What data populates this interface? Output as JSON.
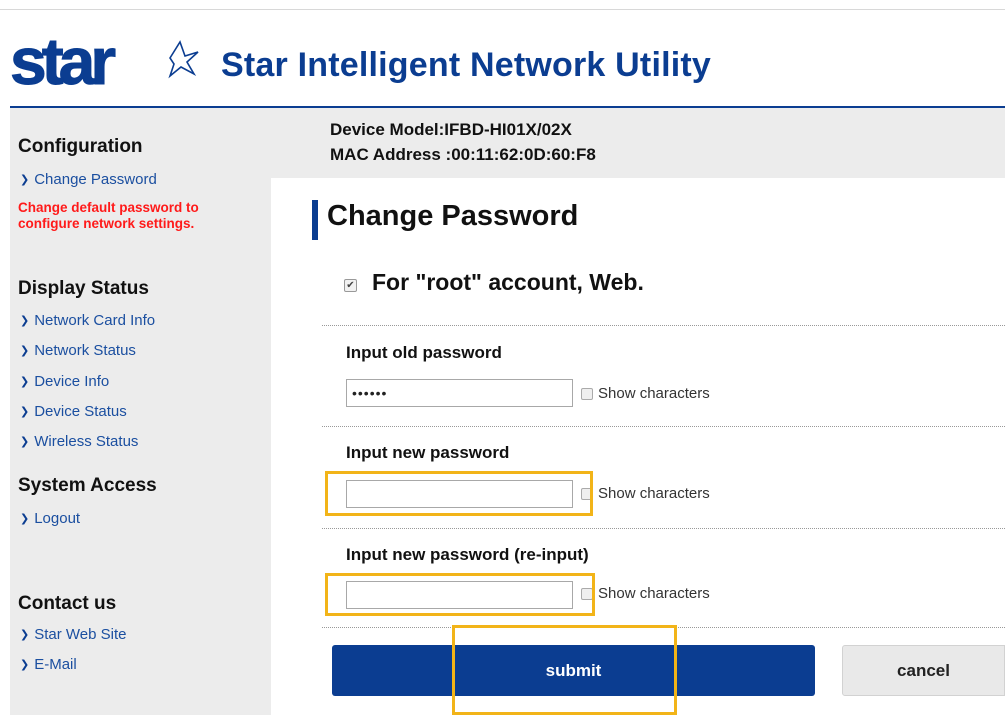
{
  "header": {
    "logo_text": "star",
    "title": "Star Intelligent Network Utility"
  },
  "sidebar": {
    "configuration": {
      "title": "Configuration",
      "links": [
        {
          "label": "Change Password",
          "icon": "chevron-right-icon"
        }
      ],
      "warning": "Change default password to configure network settings."
    },
    "display_status": {
      "title": "Display Status",
      "links": [
        {
          "label": "Network Card Info",
          "icon": "chevron-right-icon"
        },
        {
          "label": "Network Status",
          "icon": "chevron-right-icon"
        },
        {
          "label": "Device Info",
          "icon": "chevron-right-icon"
        },
        {
          "label": "Device Status",
          "icon": "chevron-right-icon"
        },
        {
          "label": "Wireless Status",
          "icon": "chevron-right-icon"
        }
      ]
    },
    "system_access": {
      "title": "System Access",
      "links": [
        {
          "label": "Logout",
          "icon": "chevron-right-icon"
        }
      ]
    },
    "contact": {
      "title": "Contact us",
      "links": [
        {
          "label": "Star Web Site",
          "icon": "chevron-right-icon"
        },
        {
          "label": "E-Mail",
          "icon": "chevron-right-icon"
        }
      ]
    }
  },
  "device": {
    "model_line": "Device Model:IFBD-HI01X/02X",
    "mac_line": "MAC Address :00:11:62:0D:60:F8"
  },
  "main": {
    "page_title": "Change Password",
    "account_checked": true,
    "account_label": "For \"root\" account, Web.",
    "fields": [
      {
        "label": "Input old password",
        "value": "••••••",
        "show_label": "Show characters",
        "show_checked": false
      },
      {
        "label": "Input new password",
        "value": "",
        "show_label": "Show characters",
        "show_checked": false
      },
      {
        "label": "Input new password (re-input)",
        "value": "",
        "show_label": "Show characters",
        "show_checked": false
      }
    ],
    "submit_label": "submit",
    "cancel_label": "cancel"
  },
  "colors": {
    "brand_blue": "#0b3d91",
    "warning_red": "#ff1a1a",
    "highlight_yellow": "#f2b418",
    "sidebar_gray": "#ececec"
  }
}
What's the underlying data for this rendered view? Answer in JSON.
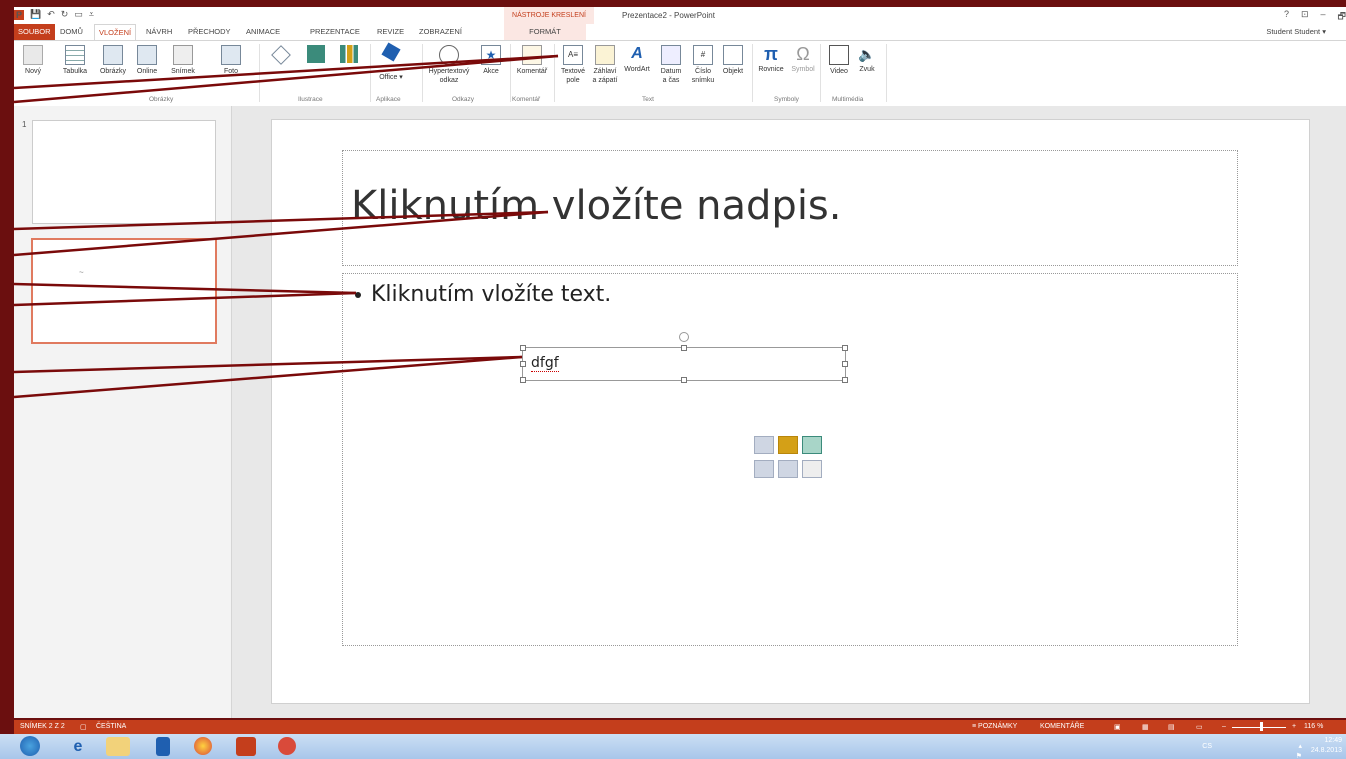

- [Problem to work on]: Your copy should repeat each entry above exactly but contain no pictures.

- [Solution to the problem]:
What data populates this interface? Output as JSON.
{
  "header": {
    "logo_text": "star",
    "title": "Star Intelligent Network Utility"
  },
  "sidebar": {
    "configuration": {
      "title": "Configuration",
      "links": [
        {
          "label": "Change Password",
          "icon": "chevron-right-icon"
        }
      ],
      "warning": "Change default password to configure network settings."
    },
    "display_status": {
      "title": "Display Status",
      "links": [
        {
          "label": "Network Card Info",
          "icon": "chevron-right-icon"
        },
        {
          "label": "Network Status",
          "icon": "chevron-right-icon"
        },
        {
          "label": "Device Info",
          "icon": "chevron-right-icon"
        },
        {
          "label": "Device Status",
          "icon": "chevron-right-icon"
        },
        {
          "label": "Wireless Status",
          "icon": "chevron-right-icon"
        }
      ]
    },
    "system_access": {
      "title": "System Access",
      "links": [
        {
          "label": "Logout",
          "icon": "chevron-right-icon"
        }
      ]
    },
    "contact": {
      "title": "Contact us",
      "links": [
        {
          "label": "Star Web Site",
          "icon": "chevron-right-icon"
        },
        {
          "label": "E-Mail",
          "icon": "chevron-right-icon"
        }
      ]
    }
  },
  "device": {
    "model_line": "Device Model:IFBD-HI01X/02X",
    "mac_line": "MAC Address :00:11:62:0D:60:F8"
  },
  "main": {
    "page_title": "Change Password",
    "account_checked": true,
    "account_label": "For \"root\" account, Web.",
    "fields": [
      {
        "label": "Input old password",
        "value": "••••••",
        "show_label": "Show characters",
        "show_checked": false
      },
      {
        "label": "Input new password",
        "value": "",
        "show_label": "Show characters",
        "show_checked": false
      },
      {
        "label": "Input new password (re-input)",
        "value": "",
        "show_label": "Show characters",
        "show_checked": false
      }
    ],
    "submit_label": "submit",
    "cancel_label": "cancel"
  },
  "colors": {
    "brand_blue": "#0b3d91",
    "warning_red": "#ff1a1a",
    "highlight_yellow": "#f2b418",
    "sidebar_gray": "#ececec"
  }
}
What's the underlying data for this rendered view? Answer in JSON.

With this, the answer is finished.